[start]

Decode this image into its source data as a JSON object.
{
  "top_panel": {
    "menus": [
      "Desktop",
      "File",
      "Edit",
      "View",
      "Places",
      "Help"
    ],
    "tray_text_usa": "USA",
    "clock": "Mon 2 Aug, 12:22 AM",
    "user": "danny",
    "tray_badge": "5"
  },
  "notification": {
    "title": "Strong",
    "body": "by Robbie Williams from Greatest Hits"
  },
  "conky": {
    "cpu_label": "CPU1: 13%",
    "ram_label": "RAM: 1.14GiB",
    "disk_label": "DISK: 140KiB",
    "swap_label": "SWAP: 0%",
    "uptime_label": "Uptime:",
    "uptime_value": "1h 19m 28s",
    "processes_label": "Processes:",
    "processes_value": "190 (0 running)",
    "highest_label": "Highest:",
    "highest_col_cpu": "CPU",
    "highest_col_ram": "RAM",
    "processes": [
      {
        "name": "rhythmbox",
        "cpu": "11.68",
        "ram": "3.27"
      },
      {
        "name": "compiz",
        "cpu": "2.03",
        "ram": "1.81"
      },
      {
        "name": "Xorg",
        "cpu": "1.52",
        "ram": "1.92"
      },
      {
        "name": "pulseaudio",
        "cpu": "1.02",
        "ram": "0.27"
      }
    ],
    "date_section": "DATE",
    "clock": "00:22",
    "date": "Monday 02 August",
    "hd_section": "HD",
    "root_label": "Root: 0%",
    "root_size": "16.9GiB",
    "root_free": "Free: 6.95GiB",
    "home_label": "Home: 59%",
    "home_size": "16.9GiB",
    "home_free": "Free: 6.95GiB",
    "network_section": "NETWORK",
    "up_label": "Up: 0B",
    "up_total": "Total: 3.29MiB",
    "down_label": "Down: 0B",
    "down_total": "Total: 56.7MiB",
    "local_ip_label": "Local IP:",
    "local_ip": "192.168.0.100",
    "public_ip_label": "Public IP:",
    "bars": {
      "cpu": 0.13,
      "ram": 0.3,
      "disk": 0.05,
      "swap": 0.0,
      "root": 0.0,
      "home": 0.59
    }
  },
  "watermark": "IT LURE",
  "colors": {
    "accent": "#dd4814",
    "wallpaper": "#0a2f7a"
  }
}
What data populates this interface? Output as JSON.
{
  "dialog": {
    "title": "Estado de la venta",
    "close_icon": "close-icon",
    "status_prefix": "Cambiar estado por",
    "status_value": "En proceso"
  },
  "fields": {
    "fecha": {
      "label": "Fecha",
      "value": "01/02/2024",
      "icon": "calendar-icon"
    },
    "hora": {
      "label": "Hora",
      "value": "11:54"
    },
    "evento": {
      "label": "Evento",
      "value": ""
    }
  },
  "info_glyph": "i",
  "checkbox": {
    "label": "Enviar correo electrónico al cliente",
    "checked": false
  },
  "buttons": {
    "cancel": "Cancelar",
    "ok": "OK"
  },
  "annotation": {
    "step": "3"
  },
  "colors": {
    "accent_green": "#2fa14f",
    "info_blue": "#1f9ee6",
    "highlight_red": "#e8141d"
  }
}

[end]

Find every line in the entries that includes the word "data", then state how many there are and nothing else.

2